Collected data
----------------------------------------
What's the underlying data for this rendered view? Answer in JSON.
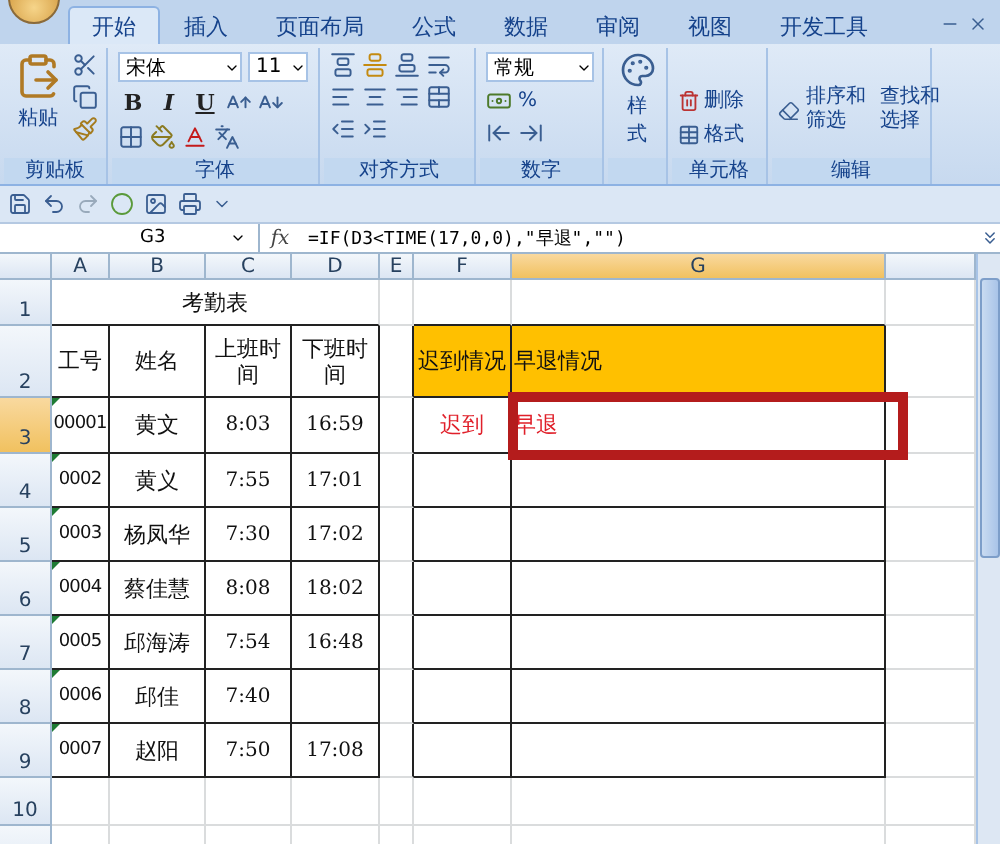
{
  "tabs": [
    {
      "label": "开始",
      "selected": true
    },
    {
      "label": "插入",
      "selected": false
    },
    {
      "label": "页面布局",
      "selected": false
    },
    {
      "label": "公式",
      "selected": false
    },
    {
      "label": "数据",
      "selected": false
    },
    {
      "label": "审阅",
      "selected": false
    },
    {
      "label": "视图",
      "selected": false
    },
    {
      "label": "开发工具",
      "selected": false
    }
  ],
  "ribbon": {
    "groups": [
      {
        "kind": "clipboard",
        "label": "剪贴板",
        "paste": "粘贴"
      },
      {
        "kind": "font",
        "label": "字体",
        "font": "宋体",
        "size": "11",
        "styles": [
          "B",
          "I",
          "U"
        ]
      },
      {
        "kind": "align",
        "label": "对齐方式"
      },
      {
        "kind": "number",
        "label": "数字",
        "format": "常规",
        "percent": "%"
      },
      {
        "kind": "styles",
        "button": "样式"
      },
      {
        "kind": "cells",
        "label": "单元格",
        "buttons": [
          "删除",
          "格式"
        ]
      },
      {
        "kind": "editing",
        "label": "编辑",
        "buttons": [
          "排序和筛选",
          "查找和选择"
        ]
      }
    ]
  },
  "formula_bar": {
    "name_box": "G3",
    "function_label": "fx",
    "formula": "=IF(D3<TIME(17,0,0),\"早退\",\"\")"
  },
  "sheet": {
    "columns": [
      {
        "label": "A",
        "selected": false
      },
      {
        "label": "B",
        "selected": false
      },
      {
        "label": "C",
        "selected": false
      },
      {
        "label": "D",
        "selected": false
      },
      {
        "label": "E",
        "selected": false
      },
      {
        "label": "F",
        "selected": false
      },
      {
        "label": "G",
        "selected": true
      }
    ],
    "rows": [
      {
        "number": "1",
        "selected": false,
        "title": "考勤表"
      },
      {
        "number": "2",
        "selected": false,
        "cells": [
          {
            "text": "工号",
            "kind": "label"
          },
          {
            "text": "姓名",
            "kind": "label"
          },
          {
            "text": "上班时间",
            "kind": "label"
          },
          {
            "text": "下班时间",
            "kind": "label"
          },
          "",
          {
            "text": "迟到情况",
            "kind": "highlight"
          },
          {
            "text": "早退情况",
            "kind": "highlight"
          }
        ]
      },
      {
        "number": "3",
        "selected": true,
        "cells": [
          {
            "text": "00001",
            "kind": "id",
            "flag": true
          },
          {
            "text": "黄文",
            "kind": "label"
          },
          {
            "text": "8:03",
            "kind": "time"
          },
          {
            "text": "16:59",
            "kind": "time"
          },
          "",
          {
            "text": "迟到",
            "kind": "alert"
          },
          {
            "text": "早退",
            "kind": "alert"
          }
        ]
      },
      {
        "number": "4",
        "selected": false,
        "cells": [
          {
            "text": "0002",
            "kind": "id",
            "flag": true
          },
          {
            "text": "黄义",
            "kind": "label"
          },
          {
            "text": "7:55",
            "kind": "time"
          },
          {
            "text": "17:01",
            "kind": "time"
          }
        ]
      },
      {
        "number": "5",
        "selected": false,
        "cells": [
          {
            "text": "0003",
            "kind": "id",
            "flag": true
          },
          {
            "text": "杨凤华",
            "kind": "label"
          },
          {
            "text": "7:30",
            "kind": "time"
          },
          {
            "text": "17:02",
            "kind": "time"
          }
        ]
      },
      {
        "number": "6",
        "selected": false,
        "cells": [
          {
            "text": "0004",
            "kind": "id",
            "flag": true
          },
          {
            "text": "蔡佳慧",
            "kind": "label"
          },
          {
            "text": "8:08",
            "kind": "time"
          },
          {
            "text": "18:02",
            "kind": "time"
          }
        ]
      },
      {
        "number": "7",
        "selected": false,
        "cells": [
          {
            "text": "0005",
            "kind": "id",
            "flag": true
          },
          {
            "text": "邱海涛",
            "kind": "label"
          },
          {
            "text": "7:54",
            "kind": "time"
          },
          {
            "text": "16:48",
            "kind": "time"
          }
        ]
      },
      {
        "number": "8",
        "selected": false,
        "cells": [
          {
            "text": "0006",
            "kind": "id",
            "flag": true
          },
          {
            "text": "邱佳",
            "kind": "label"
          },
          {
            "text": "7:40",
            "kind": "time"
          }
        ]
      },
      {
        "number": "9",
        "selected": false,
        "cells": [
          {
            "text": "0007",
            "kind": "id",
            "flag": true
          },
          {
            "text": "赵阳",
            "kind": "label"
          },
          {
            "text": "7:50",
            "kind": "time"
          },
          {
            "text": "17:08",
            "kind": "time"
          }
        ]
      },
      {
        "number": "10",
        "selected": false
      }
    ]
  }
}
----------------------------------------
Stated problem.
Reproduce the listing exactly. Leave its pictures out.

Response to the task.
What's the underlying data for this rendered view? Answer in JSON.
{
  "tabs": [
    {
      "label": "开始",
      "selected": true
    },
    {
      "label": "插入",
      "selected": false
    },
    {
      "label": "页面布局",
      "selected": false
    },
    {
      "label": "公式",
      "selected": false
    },
    {
      "label": "数据",
      "selected": false
    },
    {
      "label": "审阅",
      "selected": false
    },
    {
      "label": "视图",
      "selected": false
    },
    {
      "label": "开发工具",
      "selected": false
    }
  ],
  "ribbon": {
    "groups": [
      {
        "kind": "clipboard",
        "label": "剪贴板",
        "paste": "粘贴"
      },
      {
        "kind": "font",
        "label": "字体",
        "font": "宋体",
        "size": "11",
        "styles": [
          "B",
          "I",
          "U"
        ]
      },
      {
        "kind": "align",
        "label": "对齐方式"
      },
      {
        "kind": "number",
        "label": "数字",
        "format": "常规",
        "percent": "%"
      },
      {
        "kind": "styles",
        "button": "样式"
      },
      {
        "kind": "cells",
        "label": "单元格",
        "buttons": [
          "删除",
          "格式"
        ]
      },
      {
        "kind": "editing",
        "label": "编辑",
        "buttons": [
          "排序和筛选",
          "查找和选择"
        ]
      }
    ]
  },
  "formula_bar": {
    "name_box": "G3",
    "function_label": "fx",
    "formula": "=IF(D3<TIME(17,0,0),\"早退\",\"\")"
  },
  "sheet": {
    "columns": [
      {
        "label": "A",
        "selected": false
      },
      {
        "label": "B",
        "selected": false
      },
      {
        "label": "C",
        "selected": false
      },
      {
        "label": "D",
        "selected": false
      },
      {
        "label": "E",
        "selected": false
      },
      {
        "label": "F",
        "selected": false
      },
      {
        "label": "G",
        "selected": true
      }
    ],
    "rows": [
      {
        "number": "1",
        "selected": false,
        "title": "考勤表"
      },
      {
        "number": "2",
        "selected": false,
        "cells": [
          {
            "text": "工号",
            "kind": "label"
          },
          {
            "text": "姓名",
            "kind": "label"
          },
          {
            "text": "上班时间",
            "kind": "label"
          },
          {
            "text": "下班时间",
            "kind": "label"
          },
          "",
          {
            "text": "迟到情况",
            "kind": "highlight"
          },
          {
            "text": "早退情况",
            "kind": "highlight"
          }
        ]
      },
      {
        "number": "3",
        "selected": true,
        "cells": [
          {
            "text": "00001",
            "kind": "id",
            "flag": true
          },
          {
            "text": "黄文",
            "kind": "label"
          },
          {
            "text": "8:03",
            "kind": "time"
          },
          {
            "text": "16:59",
            "kind": "time"
          },
          "",
          {
            "text": "迟到",
            "kind": "alert"
          },
          {
            "text": "早退",
            "kind": "alert"
          }
        ]
      },
      {
        "number": "4",
        "selected": false,
        "cells": [
          {
            "text": "0002",
            "kind": "id",
            "flag": true
          },
          {
            "text": "黄义",
            "kind": "label"
          },
          {
            "text": "7:55",
            "kind": "time"
          },
          {
            "text": "17:01",
            "kind": "time"
          }
        ]
      },
      {
        "number": "5",
        "selected": false,
        "cells": [
          {
            "text": "0003",
            "kind": "id",
            "flag": true
          },
          {
            "text": "杨凤华",
            "kind": "label"
          },
          {
            "text": "7:30",
            "kind": "time"
          },
          {
            "text": "17:02",
            "kind": "time"
          }
        ]
      },
      {
        "number": "6",
        "selected": false,
        "cells": [
          {
            "text": "0004",
            "kind": "id",
            "flag": true
          },
          {
            "text": "蔡佳慧",
            "kind": "label"
          },
          {
            "text": "8:08",
            "kind": "time"
          },
          {
            "text": "18:02",
            "kind": "time"
          }
        ]
      },
      {
        "number": "7",
        "selected": false,
        "cells": [
          {
            "text": "0005",
            "kind": "id",
            "flag": true
          },
          {
            "text": "邱海涛",
            "kind": "label"
          },
          {
            "text": "7:54",
            "kind": "time"
          },
          {
            "text": "16:48",
            "kind": "time"
          }
        ]
      },
      {
        "number": "8",
        "selected": false,
        "cells": [
          {
            "text": "0006",
            "kind": "id",
            "flag": true
          },
          {
            "text": "邱佳",
            "kind": "label"
          },
          {
            "text": "7:40",
            "kind": "time"
          }
        ]
      },
      {
        "number": "9",
        "selected": false,
        "cells": [
          {
            "text": "0007",
            "kind": "id",
            "flag": true
          },
          {
            "text": "赵阳",
            "kind": "label"
          },
          {
            "text": "7:50",
            "kind": "time"
          },
          {
            "text": "17:08",
            "kind": "time"
          }
        ]
      },
      {
        "number": "10",
        "selected": false
      }
    ]
  }
}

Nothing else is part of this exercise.